**What you will do**
Gather every line in the records below that contains the word "органами".

Records
----------

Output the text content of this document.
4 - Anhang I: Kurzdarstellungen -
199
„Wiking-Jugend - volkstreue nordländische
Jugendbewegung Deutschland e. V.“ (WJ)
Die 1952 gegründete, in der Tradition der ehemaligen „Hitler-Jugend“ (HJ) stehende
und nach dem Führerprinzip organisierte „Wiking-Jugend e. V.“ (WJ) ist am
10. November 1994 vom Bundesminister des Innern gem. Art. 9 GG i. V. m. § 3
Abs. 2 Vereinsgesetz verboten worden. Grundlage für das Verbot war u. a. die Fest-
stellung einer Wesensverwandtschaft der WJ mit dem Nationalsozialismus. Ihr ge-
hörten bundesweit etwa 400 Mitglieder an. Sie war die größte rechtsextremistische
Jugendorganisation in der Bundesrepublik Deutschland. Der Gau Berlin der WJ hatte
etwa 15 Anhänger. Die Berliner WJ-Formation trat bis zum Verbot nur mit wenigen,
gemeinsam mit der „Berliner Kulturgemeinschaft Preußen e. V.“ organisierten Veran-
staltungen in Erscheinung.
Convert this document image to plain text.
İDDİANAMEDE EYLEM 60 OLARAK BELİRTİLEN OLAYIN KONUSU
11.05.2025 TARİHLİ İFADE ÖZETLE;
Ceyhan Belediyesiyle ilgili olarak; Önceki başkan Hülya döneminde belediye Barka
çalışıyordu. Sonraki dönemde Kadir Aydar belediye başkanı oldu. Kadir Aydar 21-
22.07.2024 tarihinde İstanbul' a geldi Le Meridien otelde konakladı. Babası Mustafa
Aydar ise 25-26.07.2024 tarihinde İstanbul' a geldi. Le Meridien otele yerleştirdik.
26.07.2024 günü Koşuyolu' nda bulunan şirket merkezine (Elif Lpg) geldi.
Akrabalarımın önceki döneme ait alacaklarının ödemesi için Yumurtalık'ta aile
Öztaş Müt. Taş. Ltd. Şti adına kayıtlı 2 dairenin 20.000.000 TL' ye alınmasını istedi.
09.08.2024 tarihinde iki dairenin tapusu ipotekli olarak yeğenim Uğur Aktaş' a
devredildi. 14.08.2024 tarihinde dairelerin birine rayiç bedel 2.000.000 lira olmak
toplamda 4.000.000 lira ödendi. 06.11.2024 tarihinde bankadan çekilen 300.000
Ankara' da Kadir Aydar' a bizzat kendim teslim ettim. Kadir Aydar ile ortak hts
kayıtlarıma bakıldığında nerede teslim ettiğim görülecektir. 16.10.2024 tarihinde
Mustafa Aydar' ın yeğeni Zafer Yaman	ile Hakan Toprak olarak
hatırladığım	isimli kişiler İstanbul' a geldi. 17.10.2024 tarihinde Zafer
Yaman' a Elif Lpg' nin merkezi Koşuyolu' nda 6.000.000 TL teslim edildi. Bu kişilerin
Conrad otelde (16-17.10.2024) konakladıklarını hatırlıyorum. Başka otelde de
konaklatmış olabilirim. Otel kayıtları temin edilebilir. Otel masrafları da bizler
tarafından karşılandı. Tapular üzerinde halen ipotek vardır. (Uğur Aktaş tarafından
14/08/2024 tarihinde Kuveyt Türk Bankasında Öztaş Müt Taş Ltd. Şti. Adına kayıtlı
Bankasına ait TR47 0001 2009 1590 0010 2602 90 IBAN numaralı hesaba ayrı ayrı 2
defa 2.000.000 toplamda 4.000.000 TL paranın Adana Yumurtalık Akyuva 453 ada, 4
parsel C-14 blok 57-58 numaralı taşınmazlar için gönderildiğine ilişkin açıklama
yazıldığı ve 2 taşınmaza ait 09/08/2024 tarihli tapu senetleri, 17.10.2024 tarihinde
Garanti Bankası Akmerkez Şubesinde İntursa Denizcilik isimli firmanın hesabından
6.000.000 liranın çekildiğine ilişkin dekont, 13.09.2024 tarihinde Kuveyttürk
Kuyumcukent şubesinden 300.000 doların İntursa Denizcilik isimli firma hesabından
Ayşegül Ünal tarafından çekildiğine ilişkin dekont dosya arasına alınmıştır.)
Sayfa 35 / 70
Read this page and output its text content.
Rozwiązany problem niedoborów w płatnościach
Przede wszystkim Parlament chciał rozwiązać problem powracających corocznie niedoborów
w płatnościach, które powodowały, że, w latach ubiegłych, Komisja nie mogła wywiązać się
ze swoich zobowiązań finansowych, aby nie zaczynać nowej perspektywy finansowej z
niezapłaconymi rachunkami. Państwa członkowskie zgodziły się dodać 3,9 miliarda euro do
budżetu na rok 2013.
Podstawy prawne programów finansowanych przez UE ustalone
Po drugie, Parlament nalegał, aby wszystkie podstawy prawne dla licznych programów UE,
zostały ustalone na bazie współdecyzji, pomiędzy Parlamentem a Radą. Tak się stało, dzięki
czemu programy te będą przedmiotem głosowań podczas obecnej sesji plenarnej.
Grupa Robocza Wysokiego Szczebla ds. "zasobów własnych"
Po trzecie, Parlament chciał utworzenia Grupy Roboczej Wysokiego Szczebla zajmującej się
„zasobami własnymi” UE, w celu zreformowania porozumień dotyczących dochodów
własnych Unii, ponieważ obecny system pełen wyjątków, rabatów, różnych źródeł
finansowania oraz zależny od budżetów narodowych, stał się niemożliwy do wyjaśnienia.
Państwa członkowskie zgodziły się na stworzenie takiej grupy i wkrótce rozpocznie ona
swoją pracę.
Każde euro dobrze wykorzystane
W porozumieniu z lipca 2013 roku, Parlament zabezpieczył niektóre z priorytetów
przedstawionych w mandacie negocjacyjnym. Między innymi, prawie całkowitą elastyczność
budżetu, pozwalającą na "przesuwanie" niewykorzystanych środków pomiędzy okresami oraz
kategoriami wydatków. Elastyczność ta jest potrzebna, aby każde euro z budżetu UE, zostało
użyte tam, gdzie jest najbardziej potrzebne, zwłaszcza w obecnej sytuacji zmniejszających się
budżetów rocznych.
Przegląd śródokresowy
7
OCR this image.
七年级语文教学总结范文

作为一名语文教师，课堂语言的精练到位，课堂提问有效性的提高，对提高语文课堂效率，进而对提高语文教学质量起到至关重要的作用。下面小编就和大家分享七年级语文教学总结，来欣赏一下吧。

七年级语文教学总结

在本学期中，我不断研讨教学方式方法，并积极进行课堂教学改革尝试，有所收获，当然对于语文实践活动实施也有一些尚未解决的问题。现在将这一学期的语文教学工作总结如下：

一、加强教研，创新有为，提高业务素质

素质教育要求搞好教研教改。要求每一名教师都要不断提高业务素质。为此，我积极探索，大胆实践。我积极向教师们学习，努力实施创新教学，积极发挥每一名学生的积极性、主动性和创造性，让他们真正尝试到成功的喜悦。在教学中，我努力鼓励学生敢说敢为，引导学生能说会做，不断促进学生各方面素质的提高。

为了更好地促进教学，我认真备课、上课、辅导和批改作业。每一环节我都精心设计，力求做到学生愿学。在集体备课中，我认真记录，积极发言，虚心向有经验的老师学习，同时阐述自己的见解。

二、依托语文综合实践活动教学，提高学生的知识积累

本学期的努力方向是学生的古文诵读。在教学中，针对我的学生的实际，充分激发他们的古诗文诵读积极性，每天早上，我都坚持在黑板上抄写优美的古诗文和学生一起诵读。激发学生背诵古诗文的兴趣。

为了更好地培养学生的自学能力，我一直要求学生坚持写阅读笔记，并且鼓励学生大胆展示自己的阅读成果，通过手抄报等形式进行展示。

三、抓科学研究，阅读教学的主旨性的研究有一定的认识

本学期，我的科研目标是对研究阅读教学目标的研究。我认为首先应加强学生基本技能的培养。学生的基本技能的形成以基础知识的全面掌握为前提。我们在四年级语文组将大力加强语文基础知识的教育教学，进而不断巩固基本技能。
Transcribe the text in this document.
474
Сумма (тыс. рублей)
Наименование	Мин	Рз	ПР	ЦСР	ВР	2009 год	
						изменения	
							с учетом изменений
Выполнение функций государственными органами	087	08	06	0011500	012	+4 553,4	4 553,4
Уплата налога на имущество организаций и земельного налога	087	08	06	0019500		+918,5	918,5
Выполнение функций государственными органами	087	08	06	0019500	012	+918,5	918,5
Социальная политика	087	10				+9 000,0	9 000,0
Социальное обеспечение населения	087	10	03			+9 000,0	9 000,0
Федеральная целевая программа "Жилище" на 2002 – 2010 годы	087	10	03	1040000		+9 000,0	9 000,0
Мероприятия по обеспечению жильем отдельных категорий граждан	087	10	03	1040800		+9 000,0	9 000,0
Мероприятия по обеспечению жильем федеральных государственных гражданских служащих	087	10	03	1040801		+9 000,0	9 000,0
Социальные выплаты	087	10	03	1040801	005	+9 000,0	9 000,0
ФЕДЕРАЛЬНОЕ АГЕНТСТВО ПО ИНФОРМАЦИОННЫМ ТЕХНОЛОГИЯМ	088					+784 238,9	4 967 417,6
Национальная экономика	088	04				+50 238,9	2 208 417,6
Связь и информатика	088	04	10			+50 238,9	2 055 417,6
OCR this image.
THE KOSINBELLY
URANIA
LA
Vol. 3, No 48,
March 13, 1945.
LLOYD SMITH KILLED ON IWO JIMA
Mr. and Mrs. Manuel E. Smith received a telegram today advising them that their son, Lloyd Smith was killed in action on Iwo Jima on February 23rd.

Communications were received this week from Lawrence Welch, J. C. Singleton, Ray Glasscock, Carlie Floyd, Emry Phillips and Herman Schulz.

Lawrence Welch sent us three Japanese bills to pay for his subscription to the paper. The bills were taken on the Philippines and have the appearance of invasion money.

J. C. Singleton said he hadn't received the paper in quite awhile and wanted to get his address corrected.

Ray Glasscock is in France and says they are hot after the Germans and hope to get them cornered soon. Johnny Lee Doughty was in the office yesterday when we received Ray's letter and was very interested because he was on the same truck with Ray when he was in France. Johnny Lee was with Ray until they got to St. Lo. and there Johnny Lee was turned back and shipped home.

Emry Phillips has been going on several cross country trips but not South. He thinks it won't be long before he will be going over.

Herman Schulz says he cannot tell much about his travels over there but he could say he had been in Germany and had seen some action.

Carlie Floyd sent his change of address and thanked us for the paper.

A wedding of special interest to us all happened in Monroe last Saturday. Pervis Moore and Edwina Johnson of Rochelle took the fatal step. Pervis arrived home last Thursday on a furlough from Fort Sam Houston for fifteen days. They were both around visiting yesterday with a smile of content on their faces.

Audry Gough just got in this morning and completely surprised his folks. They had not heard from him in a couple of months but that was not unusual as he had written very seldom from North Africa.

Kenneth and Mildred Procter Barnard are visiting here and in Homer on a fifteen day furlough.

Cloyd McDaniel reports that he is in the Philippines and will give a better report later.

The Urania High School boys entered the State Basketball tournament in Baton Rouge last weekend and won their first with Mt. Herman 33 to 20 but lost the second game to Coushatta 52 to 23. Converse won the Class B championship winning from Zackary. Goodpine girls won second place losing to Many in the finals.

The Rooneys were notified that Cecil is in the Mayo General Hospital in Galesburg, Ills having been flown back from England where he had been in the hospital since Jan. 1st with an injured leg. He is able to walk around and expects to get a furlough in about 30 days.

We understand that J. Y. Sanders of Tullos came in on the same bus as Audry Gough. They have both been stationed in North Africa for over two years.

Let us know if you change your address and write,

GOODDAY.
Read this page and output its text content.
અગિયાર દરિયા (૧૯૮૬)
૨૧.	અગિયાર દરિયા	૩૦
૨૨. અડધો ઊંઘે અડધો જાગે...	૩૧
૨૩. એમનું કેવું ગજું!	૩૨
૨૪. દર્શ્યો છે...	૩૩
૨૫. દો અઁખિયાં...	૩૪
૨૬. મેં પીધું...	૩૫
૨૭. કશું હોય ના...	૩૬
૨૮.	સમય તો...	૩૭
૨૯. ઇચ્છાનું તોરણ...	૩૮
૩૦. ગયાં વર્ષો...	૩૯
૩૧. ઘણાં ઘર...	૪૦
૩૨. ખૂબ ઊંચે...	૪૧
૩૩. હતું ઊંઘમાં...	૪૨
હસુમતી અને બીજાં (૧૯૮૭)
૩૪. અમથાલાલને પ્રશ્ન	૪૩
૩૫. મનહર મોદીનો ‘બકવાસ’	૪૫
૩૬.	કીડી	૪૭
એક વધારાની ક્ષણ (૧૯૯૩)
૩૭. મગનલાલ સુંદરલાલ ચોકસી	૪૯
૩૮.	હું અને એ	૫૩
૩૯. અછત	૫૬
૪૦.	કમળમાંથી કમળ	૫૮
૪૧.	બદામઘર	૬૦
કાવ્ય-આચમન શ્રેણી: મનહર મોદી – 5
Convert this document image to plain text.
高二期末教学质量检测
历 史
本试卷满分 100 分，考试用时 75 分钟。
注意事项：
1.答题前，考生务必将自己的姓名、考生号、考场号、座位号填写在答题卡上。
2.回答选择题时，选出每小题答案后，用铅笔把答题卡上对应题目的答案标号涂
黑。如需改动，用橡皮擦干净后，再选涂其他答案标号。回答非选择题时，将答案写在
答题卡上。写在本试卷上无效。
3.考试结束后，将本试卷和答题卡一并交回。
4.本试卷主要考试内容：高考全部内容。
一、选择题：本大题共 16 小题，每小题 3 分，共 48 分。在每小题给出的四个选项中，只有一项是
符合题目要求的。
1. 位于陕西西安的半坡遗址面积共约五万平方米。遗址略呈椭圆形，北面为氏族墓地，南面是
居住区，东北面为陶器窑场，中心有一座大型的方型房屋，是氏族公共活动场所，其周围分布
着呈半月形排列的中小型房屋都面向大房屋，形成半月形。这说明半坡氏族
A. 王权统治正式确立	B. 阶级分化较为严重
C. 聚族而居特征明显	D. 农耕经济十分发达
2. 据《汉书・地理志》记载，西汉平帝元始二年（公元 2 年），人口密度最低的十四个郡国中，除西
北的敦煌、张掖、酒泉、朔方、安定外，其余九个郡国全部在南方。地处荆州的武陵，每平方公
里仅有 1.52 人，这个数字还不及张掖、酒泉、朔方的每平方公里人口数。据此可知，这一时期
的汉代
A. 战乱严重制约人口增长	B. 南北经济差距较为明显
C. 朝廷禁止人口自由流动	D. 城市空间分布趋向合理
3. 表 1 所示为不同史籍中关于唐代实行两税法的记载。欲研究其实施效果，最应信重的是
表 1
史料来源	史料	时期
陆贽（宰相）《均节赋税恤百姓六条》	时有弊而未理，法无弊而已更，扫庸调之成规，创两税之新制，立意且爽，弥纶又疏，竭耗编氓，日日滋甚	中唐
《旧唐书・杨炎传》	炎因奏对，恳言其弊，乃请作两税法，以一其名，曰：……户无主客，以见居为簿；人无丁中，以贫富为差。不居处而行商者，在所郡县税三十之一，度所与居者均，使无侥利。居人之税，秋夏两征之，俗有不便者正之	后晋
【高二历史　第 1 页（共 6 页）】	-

----------

**Task output**
Выполнение функций государственными органами	087	08	06	0011500	012	+4 553,4	4 553,4
Выполнение функций государственными органами	087	08	06	0019500	012	+918,5	918,5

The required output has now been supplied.